• **What is expected**
From the listing below, pull out all lines with "damit" in them.
--- Begin ---
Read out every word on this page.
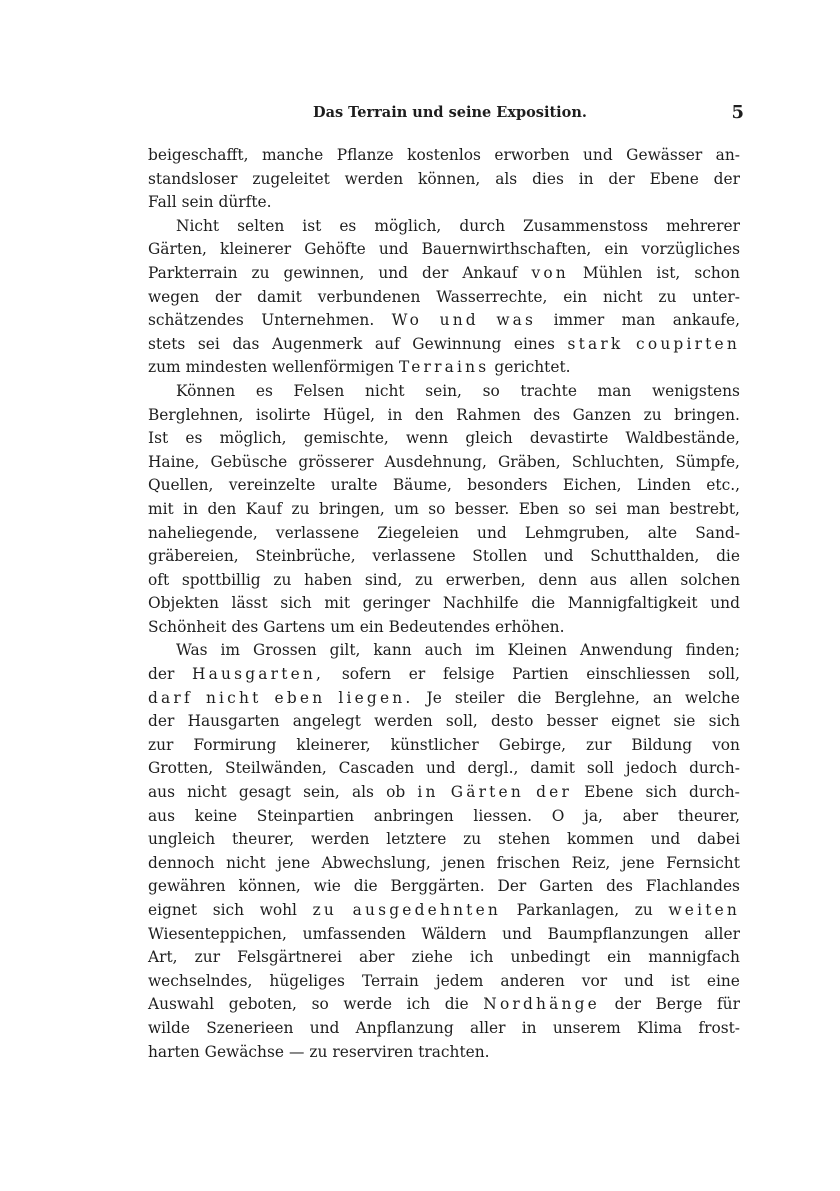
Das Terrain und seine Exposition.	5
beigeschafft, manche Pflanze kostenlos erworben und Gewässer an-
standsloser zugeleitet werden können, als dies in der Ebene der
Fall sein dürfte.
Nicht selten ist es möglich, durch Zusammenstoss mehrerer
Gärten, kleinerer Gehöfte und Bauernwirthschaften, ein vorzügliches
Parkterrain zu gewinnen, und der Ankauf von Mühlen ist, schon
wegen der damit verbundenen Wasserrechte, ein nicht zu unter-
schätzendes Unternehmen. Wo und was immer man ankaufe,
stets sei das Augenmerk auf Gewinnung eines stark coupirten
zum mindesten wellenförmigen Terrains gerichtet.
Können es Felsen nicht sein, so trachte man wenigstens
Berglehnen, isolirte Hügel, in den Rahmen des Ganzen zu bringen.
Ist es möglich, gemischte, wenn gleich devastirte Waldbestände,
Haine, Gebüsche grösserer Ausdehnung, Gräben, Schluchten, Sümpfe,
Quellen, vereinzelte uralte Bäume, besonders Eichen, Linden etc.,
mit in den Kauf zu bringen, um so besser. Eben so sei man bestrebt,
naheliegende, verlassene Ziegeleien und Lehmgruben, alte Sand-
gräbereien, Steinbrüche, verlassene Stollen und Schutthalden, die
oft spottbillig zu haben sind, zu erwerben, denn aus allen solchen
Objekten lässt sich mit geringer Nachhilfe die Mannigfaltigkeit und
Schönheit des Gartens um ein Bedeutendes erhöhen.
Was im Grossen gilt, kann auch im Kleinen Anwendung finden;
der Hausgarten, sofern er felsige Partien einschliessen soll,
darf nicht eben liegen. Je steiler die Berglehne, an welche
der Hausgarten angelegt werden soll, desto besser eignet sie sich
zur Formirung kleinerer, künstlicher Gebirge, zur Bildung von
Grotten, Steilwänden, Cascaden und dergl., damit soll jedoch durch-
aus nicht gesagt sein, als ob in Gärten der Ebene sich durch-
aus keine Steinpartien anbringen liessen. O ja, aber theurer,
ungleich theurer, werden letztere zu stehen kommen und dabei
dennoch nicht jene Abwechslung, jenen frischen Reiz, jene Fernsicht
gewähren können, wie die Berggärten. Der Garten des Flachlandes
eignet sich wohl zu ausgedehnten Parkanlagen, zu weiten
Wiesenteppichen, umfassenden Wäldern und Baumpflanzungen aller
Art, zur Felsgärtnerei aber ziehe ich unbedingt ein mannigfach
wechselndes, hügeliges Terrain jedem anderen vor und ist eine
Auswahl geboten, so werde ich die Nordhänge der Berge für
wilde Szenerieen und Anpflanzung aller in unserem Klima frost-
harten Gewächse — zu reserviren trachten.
--- End ---
• **Exercise result**
wegen der damit verbundenen Wasserrechte, ein nicht zu unter-
Grotten, Steilwänden, Cascaden und dergl., damit soll jedoch durch-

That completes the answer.